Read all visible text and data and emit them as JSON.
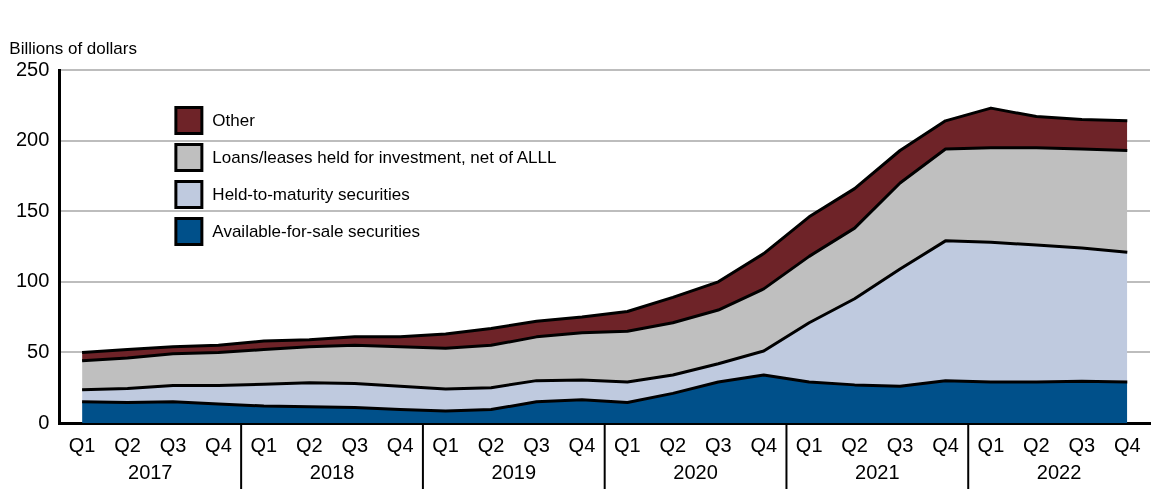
{
  "chart_data": {
    "type": "area",
    "stacked": true,
    "ylabel": "Billions of dollars",
    "categories": [
      "Q1",
      "Q2",
      "Q3",
      "Q4",
      "Q1",
      "Q2",
      "Q3",
      "Q4",
      "Q1",
      "Q2",
      "Q3",
      "Q4",
      "Q1",
      "Q2",
      "Q3",
      "Q4",
      "Q1",
      "Q2",
      "Q3",
      "Q4",
      "Q1",
      "Q2",
      "Q3",
      "Q4"
    ],
    "series": [
      {
        "name": "Available-for-sale securities",
        "color": "#00508a",
        "values": [
          15,
          14.5,
          15,
          13.5,
          12,
          11.5,
          11,
          9.5,
          8.5,
          9.5,
          15,
          16.5,
          14.5,
          21,
          29,
          34,
          29,
          27,
          26,
          30,
          29,
          29,
          29.5,
          29
        ]
      },
      {
        "name": "Held-to-maturity securities",
        "color": "#bfcadf",
        "values": [
          8.5,
          10,
          11.5,
          13,
          15.5,
          17,
          17,
          16.5,
          15.5,
          15.5,
          15,
          14,
          14.5,
          13,
          13,
          17,
          42,
          61,
          83,
          99,
          99,
          97,
          94.5,
          92
        ]
      },
      {
        "name": "Loans/leases held for investment, net of ALLL",
        "color": "#bfbfbf",
        "values": [
          20.5,
          21.5,
          22.5,
          23.5,
          24.5,
          25.5,
          27,
          28,
          29,
          30,
          31,
          33.5,
          36,
          37,
          38,
          44,
          47,
          50,
          61,
          65,
          67,
          69,
          70,
          72
        ]
      },
      {
        "name": "Other",
        "color": "#6e2328",
        "values": [
          6,
          6,
          5,
          5,
          6,
          5,
          6,
          7,
          10,
          12,
          11,
          11,
          14,
          18,
          20,
          25,
          28,
          28,
          23,
          20,
          28,
          22,
          21,
          21
        ]
      }
    ],
    "ylim": [
      0,
      250
    ],
    "yticks": [
      0,
      50,
      100,
      150,
      200,
      250
    ],
    "grid": "y",
    "legend": "top left",
    "annotations": [
      "2017",
      "2018",
      "2019",
      "2020",
      "2021",
      "2022"
    ]
  }
}
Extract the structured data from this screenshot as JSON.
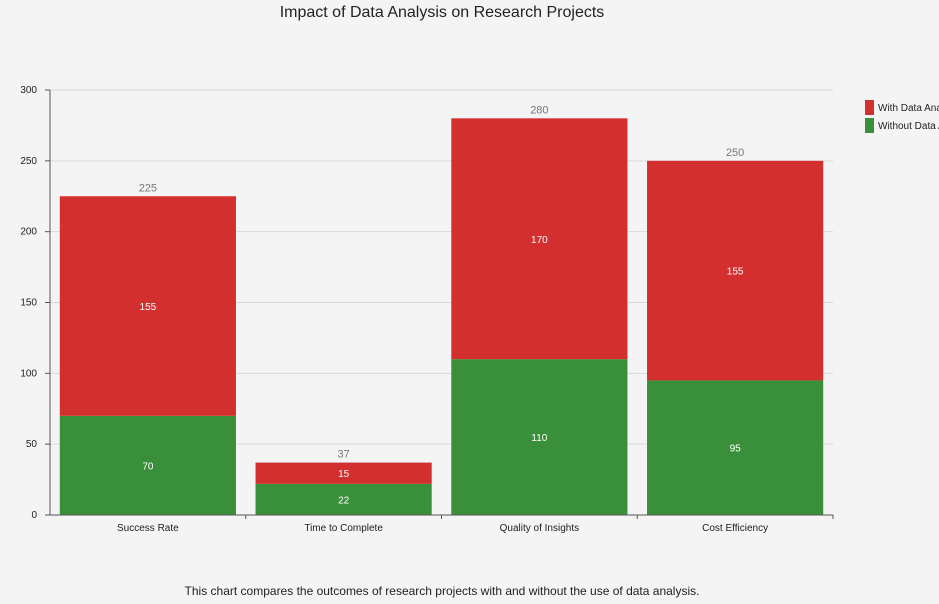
{
  "title": "Impact of Data Analysis on Research Projects",
  "caption": "This chart compares the outcomes of research projects with and without the use of data analysis.",
  "chart_data": {
    "type": "bar",
    "stacked": true,
    "title": "Impact of Data Analysis on Research Projects",
    "categories": [
      "Success Rate",
      "Time to Complete",
      "Quality of Insights",
      "Cost Efficiency"
    ],
    "series": [
      {
        "name": "Without Data Analysis",
        "values": [
          70,
          22,
          110,
          95
        ],
        "color": "#3a8f3a"
      },
      {
        "name": "With Data Analysis",
        "values": [
          155,
          15,
          170,
          155
        ],
        "color": "#d32f2f"
      }
    ],
    "totals": [
      225,
      37,
      280,
      250
    ],
    "yticks": [
      0,
      50,
      100,
      150,
      200,
      250,
      300
    ],
    "ylim": [
      0,
      300
    ],
    "grid": true,
    "legend_position": "top-right",
    "legend_entries": [
      "With Data Analysis",
      "Without Data Analysis"
    ]
  }
}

++++

◆ **SET PROBLEM**:
Transcribe all the records above word for word, without their images.

◆ **TASK SOLUTION**:
Read all visible text and data and emit them as JSON.
{
  "chart_data": {
    "type": "area",
    "stacked": true,
    "ylabel": "Billions of dollars",
    "categories": [
      "Q1",
      "Q2",
      "Q3",
      "Q4",
      "Q1",
      "Q2",
      "Q3",
      "Q4",
      "Q1",
      "Q2",
      "Q3",
      "Q4",
      "Q1",
      "Q2",
      "Q3",
      "Q4",
      "Q1",
      "Q2",
      "Q3",
      "Q4",
      "Q1",
      "Q2",
      "Q3",
      "Q4"
    ],
    "series": [
      {
        "name": "Available-for-sale securities",
        "color": "#00508a",
        "values": [
          15,
          14.5,
          15,
          13.5,
          12,
          11.5,
          11,
          9.5,
          8.5,
          9.5,
          15,
          16.5,
          14.5,
          21,
          29,
          34,
          29,
          27,
          26,
          30,
          29,
          29,
          29.5,
          29
        ]
      },
      {
        "name": "Held-to-maturity securities",
        "color": "#bfcadf",
        "values": [
          8.5,
          10,
          11.5,
          13,
          15.5,
          17,
          17,
          16.5,
          15.5,
          15.5,
          15,
          14,
          14.5,
          13,
          13,
          17,
          42,
          61,
          83,
          99,
          99,
          97,
          94.5,
          92
        ]
      },
      {
        "name": "Loans/leases held for investment, net of ALLL",
        "color": "#bfbfbf",
        "values": [
          20.5,
          21.5,
          22.5,
          23.5,
          24.5,
          25.5,
          27,
          28,
          29,
          30,
          31,
          33.5,
          36,
          37,
          38,
          44,
          47,
          50,
          61,
          65,
          67,
          69,
          70,
          72
        ]
      },
      {
        "name": "Other",
        "color": "#6e2328",
        "values": [
          6,
          6,
          5,
          5,
          6,
          5,
          6,
          7,
          10,
          12,
          11,
          11,
          14,
          18,
          20,
          25,
          28,
          28,
          23,
          20,
          28,
          22,
          21,
          21
        ]
      }
    ],
    "ylim": [
      0,
      250
    ],
    "yticks": [
      0,
      50,
      100,
      150,
      200,
      250
    ],
    "grid": "y",
    "legend": "top left",
    "annotations": [
      "2017",
      "2018",
      "2019",
      "2020",
      "2021",
      "2022"
    ]
  }
}
Extract the structured data from this screenshot as JSON.
{
  "title": "Impact of Data Analysis on Research Projects",
  "caption": "This chart compares the outcomes of research projects with and without the use of data analysis.",
  "chart_data": {
    "type": "bar",
    "stacked": true,
    "title": "Impact of Data Analysis on Research Projects",
    "categories": [
      "Success Rate",
      "Time to Complete",
      "Quality of Insights",
      "Cost Efficiency"
    ],
    "series": [
      {
        "name": "Without Data Analysis",
        "values": [
          70,
          22,
          110,
          95
        ],
        "color": "#3a8f3a"
      },
      {
        "name": "With Data Analysis",
        "values": [
          155,
          15,
          170,
          155
        ],
        "color": "#d32f2f"
      }
    ],
    "totals": [
      225,
      37,
      280,
      250
    ],
    "yticks": [
      0,
      50,
      100,
      150,
      200,
      250,
      300
    ],
    "ylim": [
      0,
      300
    ],
    "grid": true,
    "legend_position": "top-right",
    "legend_entries": [
      "With Data Analysis",
      "Without Data Analysis"
    ]
  }
}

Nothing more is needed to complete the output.